____ Provided records

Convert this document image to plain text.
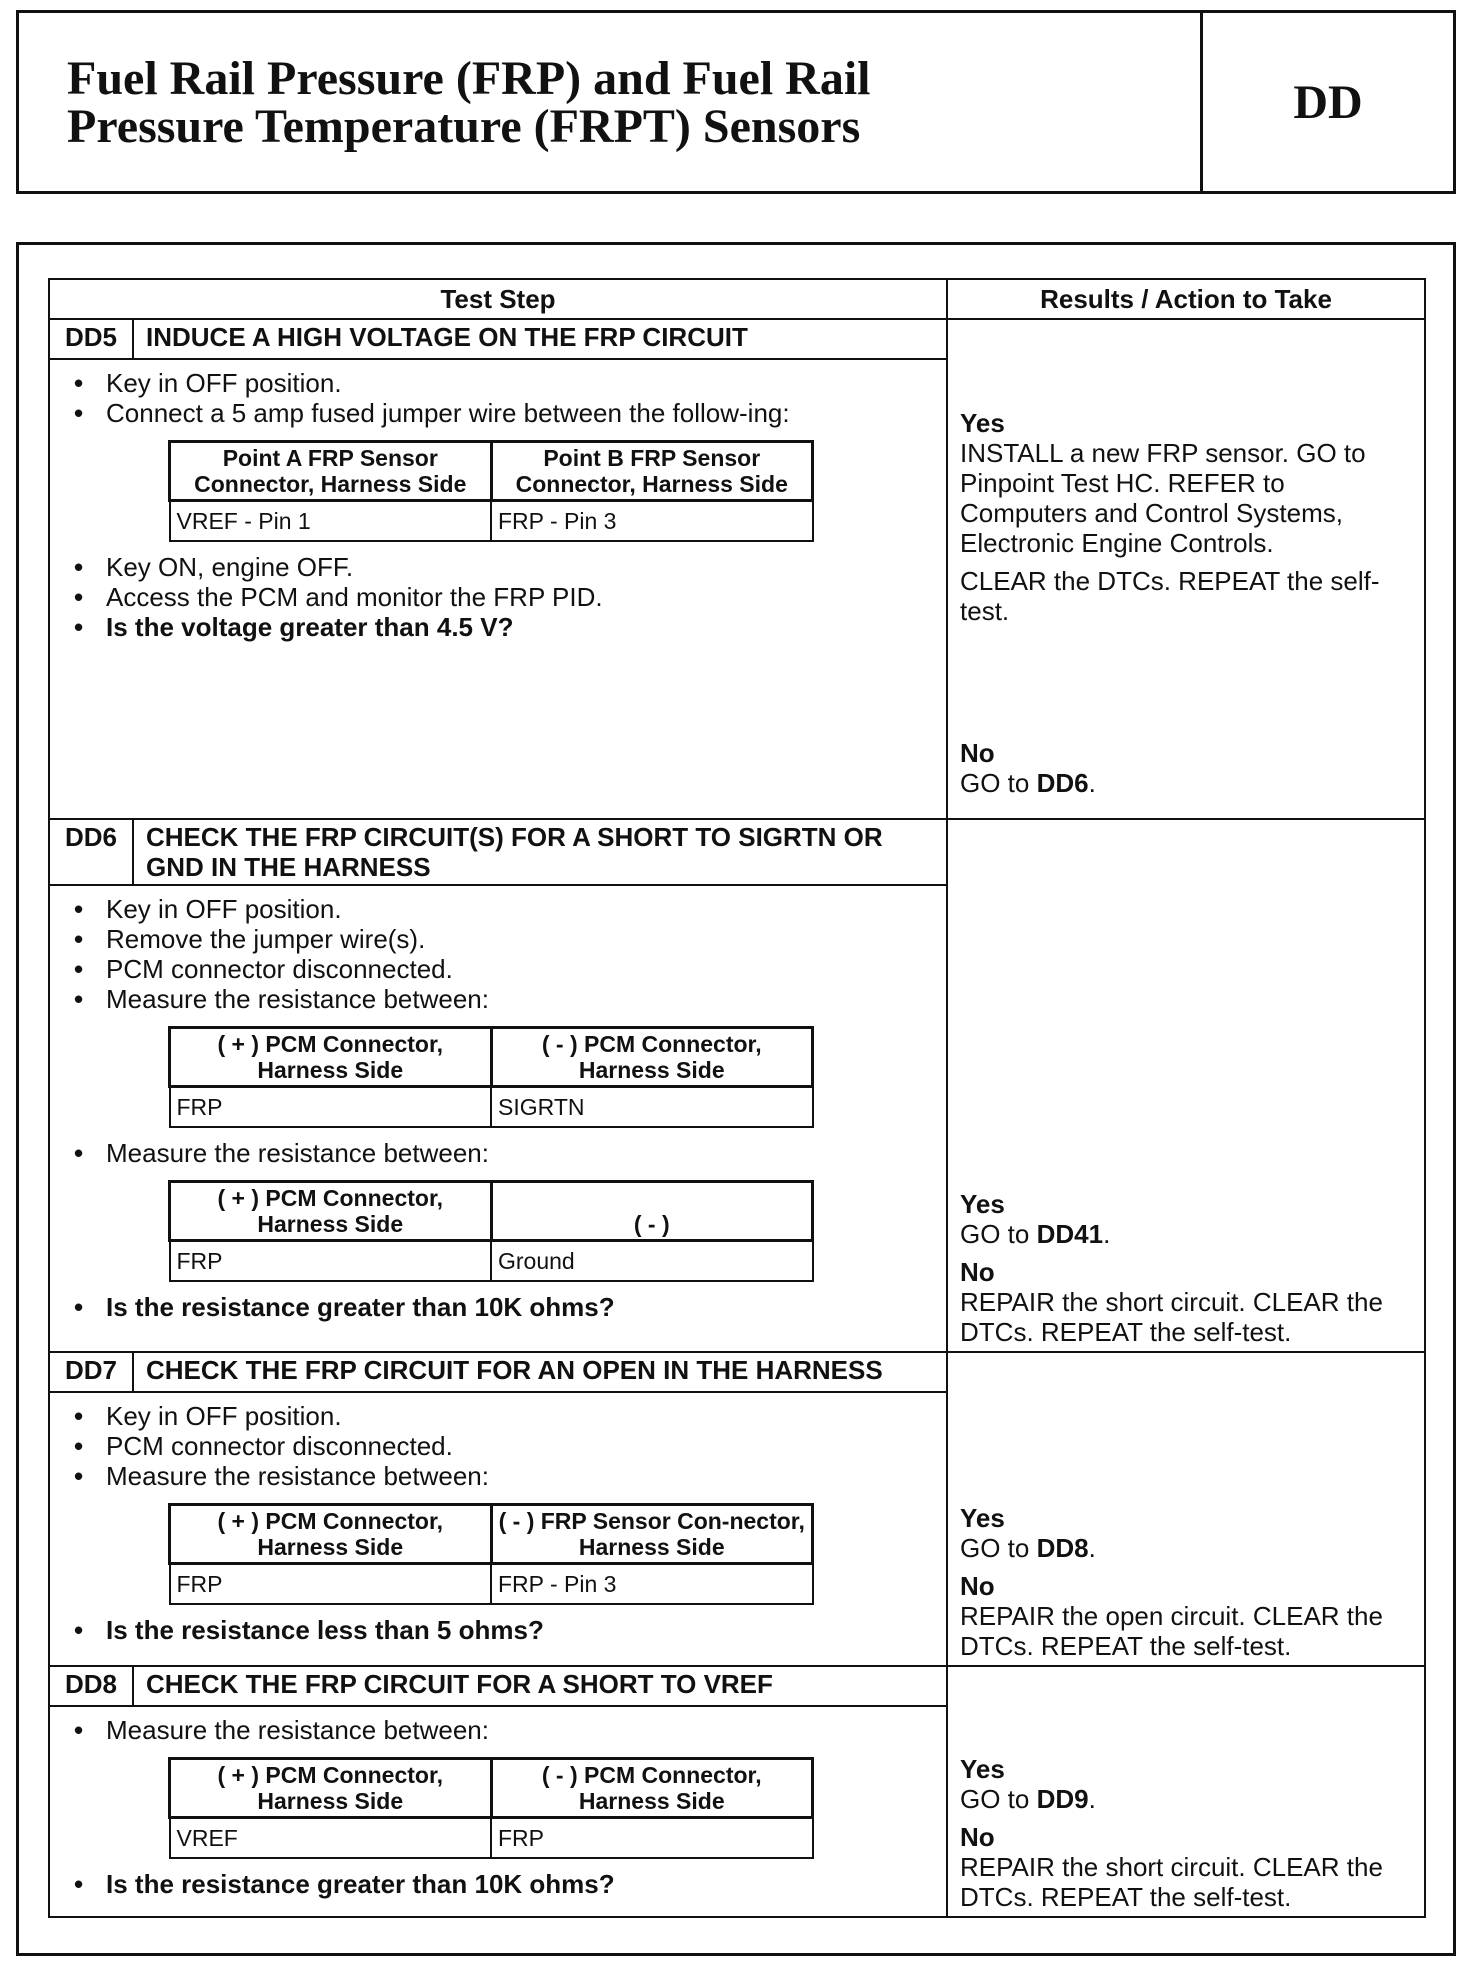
Fuel Rail Pressure (FRP) and Fuel Rail
Pressure Temperature (FRPT) Sensors	DD
Test Step	Results / Action to Take
DD5	INDUCE A HIGH VOLTAGE ON THE FRP CIRCUIT	
Yes
INSTALL a new FRP sensor. GO to Pinpoint Test HC. REFER to Computers and Control Systems, Electronic Engine Controls.
CLEAR the DTCs. REPEAT the self-test.
No
GO to DD6.

• Key in OFF position.
• Connect a 5 amp fused jumper wire between the follow-ing:
Point A FRP Sensor Connector, Harness Side	Point B FRP Sensor Connector, Harness Side
VREF - Pin 1	FRP - Pin 3
• Key ON, engine OFF.
• Access the PCM and monitor the FRP PID.
• Is the voltage greater than 4.5 V?

DD6	CHECK THE FRP CIRCUIT(S) FOR A SHORT TO SIGRTN OR GND IN THE HARNESS	
Yes
GO to DD41.
No
REPAIR the short circuit. CLEAR the DTCs. REPEAT the self-test.

• Key in OFF position.
• Remove the jumper wire(s).
• PCM connector disconnected.
• Measure the resistance between:
( + ) PCM Connector, Harness Side	( - ) PCM Connector, Harness Side
FRP	SIGRTN
• Measure the resistance between:
( + ) PCM Connector, Harness Side	( - )
FRP	Ground
• Is the resistance greater than 10K ohms?

DD7	CHECK THE FRP CIRCUIT FOR AN OPEN IN THE HARNESS	
Yes
GO to DD8.
No
REPAIR the open circuit. CLEAR the DTCs. REPEAT the self-test.

• Key in OFF position.
• PCM connector disconnected.
• Measure the resistance between:
( + ) PCM Connector, Harness Side	( - ) FRP Sensor Con-nector, Harness Side
FRP	FRP - Pin 3
• Is the resistance less than 5 ohms?

DD8	CHECK THE FRP CIRCUIT FOR A SHORT TO VREF	
Yes
GO to DD9.
No
REPAIR the short circuit. CLEAR the DTCs. REPEAT the self-test.

• Measure the resistance between:
( + ) PCM Connector, Harness Side	( - ) PCM Connector, Harness Side
VREF	FRP
• Is the resistance greater than 10K ohms?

________

» **What the exercise asks**:
Provide only the count of lines in the data above that include the string "wire".

» **Solution to this problem**:
2